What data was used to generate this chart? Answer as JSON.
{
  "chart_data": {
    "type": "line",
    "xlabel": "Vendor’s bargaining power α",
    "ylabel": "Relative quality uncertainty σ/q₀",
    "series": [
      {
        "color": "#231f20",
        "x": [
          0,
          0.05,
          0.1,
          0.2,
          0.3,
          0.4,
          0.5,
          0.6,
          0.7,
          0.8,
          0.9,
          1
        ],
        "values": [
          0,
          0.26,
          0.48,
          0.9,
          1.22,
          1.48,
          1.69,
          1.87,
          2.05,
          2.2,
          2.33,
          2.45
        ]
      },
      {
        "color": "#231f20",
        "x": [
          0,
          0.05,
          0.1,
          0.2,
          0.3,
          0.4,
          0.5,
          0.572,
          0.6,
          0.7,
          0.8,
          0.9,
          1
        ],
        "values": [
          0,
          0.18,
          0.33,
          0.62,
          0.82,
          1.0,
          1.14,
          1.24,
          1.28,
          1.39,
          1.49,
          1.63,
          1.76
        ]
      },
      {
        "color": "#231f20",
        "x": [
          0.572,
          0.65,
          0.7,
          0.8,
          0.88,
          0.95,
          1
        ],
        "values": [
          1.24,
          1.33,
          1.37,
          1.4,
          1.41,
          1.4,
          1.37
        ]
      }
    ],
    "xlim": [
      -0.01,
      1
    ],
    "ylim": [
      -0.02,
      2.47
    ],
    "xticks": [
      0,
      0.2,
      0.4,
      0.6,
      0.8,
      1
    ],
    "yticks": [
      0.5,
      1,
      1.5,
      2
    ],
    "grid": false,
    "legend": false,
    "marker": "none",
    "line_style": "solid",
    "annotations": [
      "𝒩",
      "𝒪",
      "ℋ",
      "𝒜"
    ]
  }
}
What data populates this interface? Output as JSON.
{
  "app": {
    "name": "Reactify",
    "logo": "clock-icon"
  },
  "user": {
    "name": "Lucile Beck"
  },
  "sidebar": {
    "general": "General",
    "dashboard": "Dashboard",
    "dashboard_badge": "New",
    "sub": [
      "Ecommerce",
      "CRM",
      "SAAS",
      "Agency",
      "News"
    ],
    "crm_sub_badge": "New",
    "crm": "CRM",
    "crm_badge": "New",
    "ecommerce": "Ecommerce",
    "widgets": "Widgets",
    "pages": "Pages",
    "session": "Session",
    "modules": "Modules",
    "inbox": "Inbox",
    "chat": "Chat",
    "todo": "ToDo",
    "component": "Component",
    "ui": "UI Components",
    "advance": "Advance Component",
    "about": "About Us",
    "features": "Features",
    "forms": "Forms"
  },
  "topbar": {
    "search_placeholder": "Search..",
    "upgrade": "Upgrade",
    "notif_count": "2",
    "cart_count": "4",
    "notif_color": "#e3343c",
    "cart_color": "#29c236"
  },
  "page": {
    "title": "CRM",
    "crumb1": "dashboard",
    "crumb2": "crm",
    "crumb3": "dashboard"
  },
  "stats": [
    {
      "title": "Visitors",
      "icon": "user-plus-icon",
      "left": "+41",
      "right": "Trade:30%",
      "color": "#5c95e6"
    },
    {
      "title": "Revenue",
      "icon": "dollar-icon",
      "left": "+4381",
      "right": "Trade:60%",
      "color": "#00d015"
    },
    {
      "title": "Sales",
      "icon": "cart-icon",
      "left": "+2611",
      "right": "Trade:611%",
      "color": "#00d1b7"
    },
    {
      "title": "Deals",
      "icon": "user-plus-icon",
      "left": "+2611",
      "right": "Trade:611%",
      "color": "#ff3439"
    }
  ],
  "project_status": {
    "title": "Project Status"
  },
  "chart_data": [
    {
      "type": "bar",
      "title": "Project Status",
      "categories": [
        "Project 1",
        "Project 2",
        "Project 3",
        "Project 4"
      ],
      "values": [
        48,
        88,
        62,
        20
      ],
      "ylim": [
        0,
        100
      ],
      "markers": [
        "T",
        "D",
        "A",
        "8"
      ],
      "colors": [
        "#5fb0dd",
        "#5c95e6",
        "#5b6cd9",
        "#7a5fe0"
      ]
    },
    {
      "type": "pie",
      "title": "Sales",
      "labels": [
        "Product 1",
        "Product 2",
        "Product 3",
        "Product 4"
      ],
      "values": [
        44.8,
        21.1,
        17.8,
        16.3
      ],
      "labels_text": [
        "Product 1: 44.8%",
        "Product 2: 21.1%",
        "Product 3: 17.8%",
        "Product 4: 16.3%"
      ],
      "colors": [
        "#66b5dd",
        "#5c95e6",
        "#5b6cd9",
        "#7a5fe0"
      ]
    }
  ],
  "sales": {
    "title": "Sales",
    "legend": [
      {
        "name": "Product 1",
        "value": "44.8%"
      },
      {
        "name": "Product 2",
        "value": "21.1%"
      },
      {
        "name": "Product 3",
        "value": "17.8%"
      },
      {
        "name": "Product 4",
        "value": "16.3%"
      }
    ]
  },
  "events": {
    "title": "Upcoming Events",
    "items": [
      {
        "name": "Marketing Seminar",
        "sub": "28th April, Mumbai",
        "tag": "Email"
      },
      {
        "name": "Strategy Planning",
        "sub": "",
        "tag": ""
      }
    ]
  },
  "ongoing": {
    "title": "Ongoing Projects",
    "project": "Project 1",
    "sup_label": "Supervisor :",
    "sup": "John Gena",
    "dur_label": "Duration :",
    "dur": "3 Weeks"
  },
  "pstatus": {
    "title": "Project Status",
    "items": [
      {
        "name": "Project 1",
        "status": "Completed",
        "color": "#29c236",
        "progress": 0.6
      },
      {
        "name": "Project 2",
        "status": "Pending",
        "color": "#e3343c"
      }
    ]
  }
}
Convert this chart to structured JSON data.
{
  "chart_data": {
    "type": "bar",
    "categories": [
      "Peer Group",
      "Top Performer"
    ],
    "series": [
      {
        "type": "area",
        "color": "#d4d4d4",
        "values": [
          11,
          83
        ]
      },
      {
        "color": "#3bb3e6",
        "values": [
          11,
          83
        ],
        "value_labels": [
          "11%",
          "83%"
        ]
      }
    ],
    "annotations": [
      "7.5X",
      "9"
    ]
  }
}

——————

The exercise »
Copy each line of the listing that contains the string "Trade".

Worked answer »
      "right": "Trade:30%",
      "right": "Trade:60%",
      "right": "Trade:611%",
      "right": "Trade:611%",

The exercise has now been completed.